> **AIM**
Look through the lines below and extract each one that contains "panel".

[start RECORDS TO USE]

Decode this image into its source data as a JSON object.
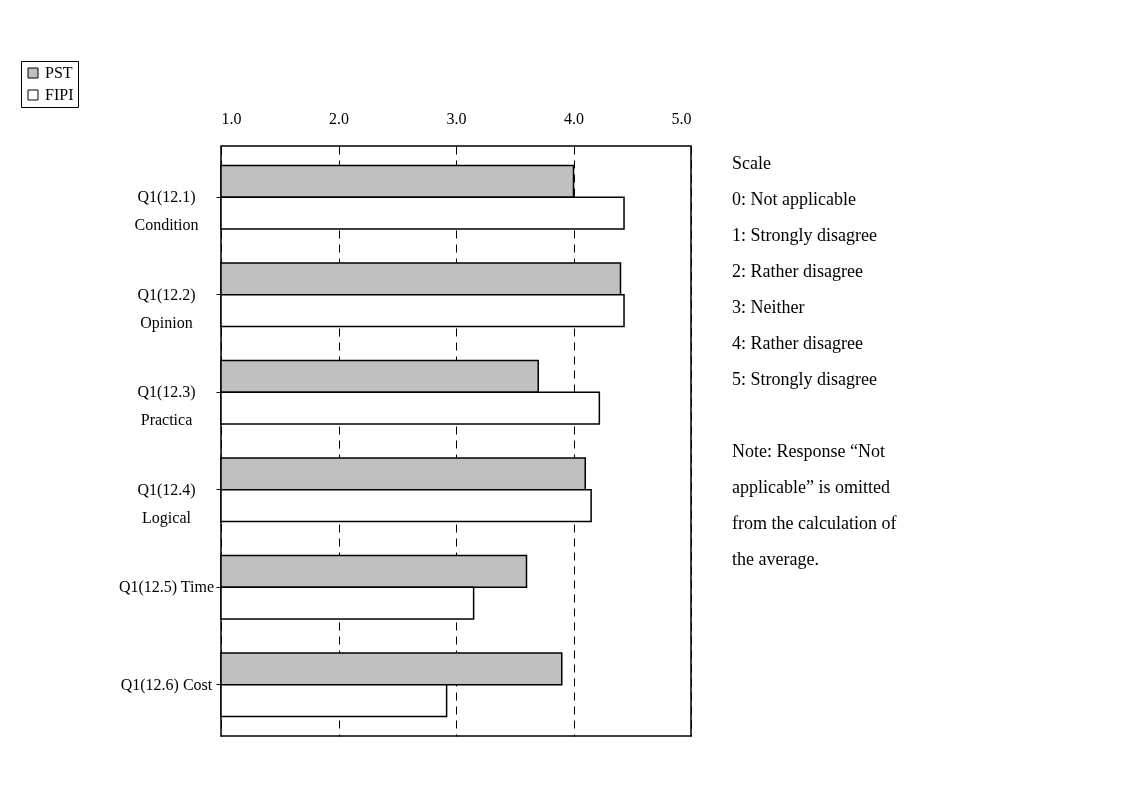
{
  "chart_data": {
    "type": "bar",
    "orientation": "horizontal",
    "categories": [
      "Q1(12.1)\nCondition",
      "Q1(12.2)\nOpinion",
      "Q1(12.3)\nPractica",
      "Q1(12.4)\nLogical",
      "Q1(12.5) Time",
      "Q1(12.6) Cost"
    ],
    "series": [
      {
        "name": "PST",
        "color": "#c0c0c0",
        "values": [
          4.0,
          4.4,
          3.7,
          4.1,
          3.6,
          3.9
        ]
      },
      {
        "name": "FIPI",
        "color": "#ffffff",
        "values": [
          4.43,
          4.43,
          4.22,
          4.15,
          3.15,
          2.92
        ]
      }
    ],
    "xlim": [
      1.0,
      5.0
    ],
    "xticks": [
      {
        "value": 1,
        "label": "1.0"
      },
      {
        "value": 2,
        "label": "2.0"
      },
      {
        "value": 3,
        "label": "3.0"
      },
      {
        "value": 4,
        "label": "4.0"
      },
      {
        "value": 5,
        "label": "5.0"
      }
    ],
    "grid": "x",
    "legend": "top left",
    "annotations": [
      "Scale",
      "0: Not applicable",
      "1: Strongly disagree",
      "2: Rather disagree",
      "3: Neither",
      "4: Rather disagree",
      "5: Strongly disagree",
      "Note: Response “Not applicable” is omitted from the calculation of the average."
    ]
  }
}
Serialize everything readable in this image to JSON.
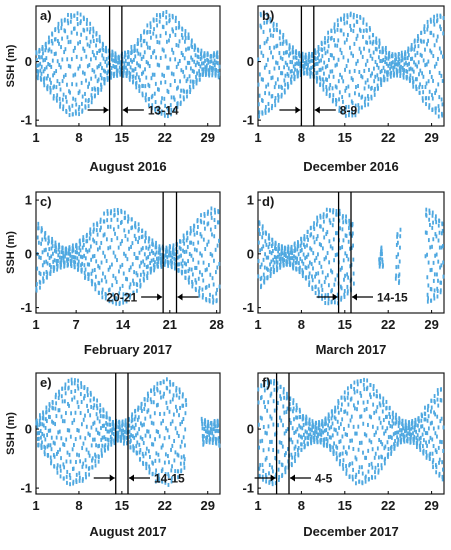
{
  "chart_data": [
    {
      "panel": "a)",
      "type": "scatter",
      "xlabel": "August 2016",
      "ylabel": "SSH (m)",
      "xticks": [
        "1",
        "8",
        "15",
        "22",
        "29"
      ],
      "yticks": [
        "-1",
        "0"
      ],
      "xlim": [
        1,
        31
      ],
      "ylim": [
        -1.1,
        0.95
      ],
      "marker_lines": [
        13,
        15
      ],
      "annotation": "13-14",
      "annotation_arrows": "outside",
      "annotation_text_side": "right",
      "gaps": [],
      "series": [
        {
          "values_description": "",
          "color": "#4fa8e0"
        }
      ]
    },
    {
      "panel": "b)",
      "type": "scatter",
      "xlabel": "December 2016",
      "ylabel": "",
      "xticks": [
        "1",
        "8",
        "15",
        "22",
        "29"
      ],
      "yticks": [
        "-1",
        "0"
      ],
      "xlim": [
        1,
        31
      ],
      "ylim": [
        -1.1,
        0.95
      ],
      "marker_lines": [
        8,
        10
      ],
      "annotation": "8-9",
      "annotation_arrows": "outside",
      "annotation_text_side": "right",
      "gaps": [],
      "series": [
        {
          "color": "#4fa8e0"
        }
      ]
    },
    {
      "panel": "c)",
      "type": "scatter",
      "xlabel": "February 2017",
      "ylabel": "SSH (m)",
      "xticks": [
        "1",
        "7",
        "14",
        "21",
        "28"
      ],
      "yticks": [
        "-1",
        "0",
        "1"
      ],
      "xlim": [
        1,
        28.5
      ],
      "ylim": [
        -1.1,
        1.15
      ],
      "marker_lines": [
        20,
        22
      ],
      "annotation": "20-21",
      "annotation_arrows": "outside",
      "annotation_text_side": "left",
      "gaps": [],
      "series": [
        {
          "color": "#4fa8e0"
        }
      ]
    },
    {
      "panel": "d)",
      "type": "scatter",
      "xlabel": "March 2017",
      "ylabel": "",
      "xticks": [
        "1",
        "8",
        "15",
        "22",
        "29"
      ],
      "yticks": [
        "-1",
        "0",
        "1"
      ],
      "xlim": [
        1,
        31
      ],
      "ylim": [
        -1.1,
        1.15
      ],
      "marker_lines": [
        14,
        16
      ],
      "annotation": "14-15",
      "annotation_arrows": "outside",
      "annotation_text_side": "right",
      "gaps": [
        [
          16.5,
          20.5
        ],
        [
          21.2,
          23.2
        ],
        [
          24.0,
          28.0
        ]
      ],
      "series": [
        {
          "color": "#4fa8e0"
        }
      ]
    },
    {
      "panel": "e)",
      "type": "scatter",
      "xlabel": "August 2017",
      "ylabel": "SSH (m)",
      "xticks": [
        "1",
        "8",
        "15",
        "22",
        "29"
      ],
      "yticks": [
        "-1",
        "0"
      ],
      "xlim": [
        1,
        31
      ],
      "ylim": [
        -1.1,
        0.95
      ],
      "marker_lines": [
        14,
        16
      ],
      "annotation": "14-15",
      "annotation_arrows": "outside",
      "annotation_text_side": "right",
      "gaps": [
        [
          25.5,
          28.0
        ]
      ],
      "series": [
        {
          "color": "#4fa8e0"
        }
      ]
    },
    {
      "panel": "f)",
      "type": "scatter",
      "xlabel": "December 2017",
      "ylabel": "",
      "xticks": [
        "1",
        "8",
        "15",
        "22",
        "29"
      ],
      "yticks": [
        "-1",
        "0"
      ],
      "xlim": [
        1,
        31
      ],
      "ylim": [
        -1.1,
        0.95
      ],
      "marker_lines": [
        4,
        6
      ],
      "annotation": "4-5",
      "annotation_arrows": "outside",
      "annotation_text_side": "right",
      "gaps": [],
      "series": [
        {
          "color": "#4fa8e0"
        }
      ]
    }
  ],
  "colors": {
    "points": "#4fa8e0",
    "axis": "#1a1a1a",
    "marker_line": "#000000"
  }
}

[end RECORDS TO USE]

> **EXERCISE RESULT**
      "panel": "a)",
      "panel": "b)",
      "panel": "c)",
      "panel": "d)",
      "panel": "e)",
      "panel": "f)",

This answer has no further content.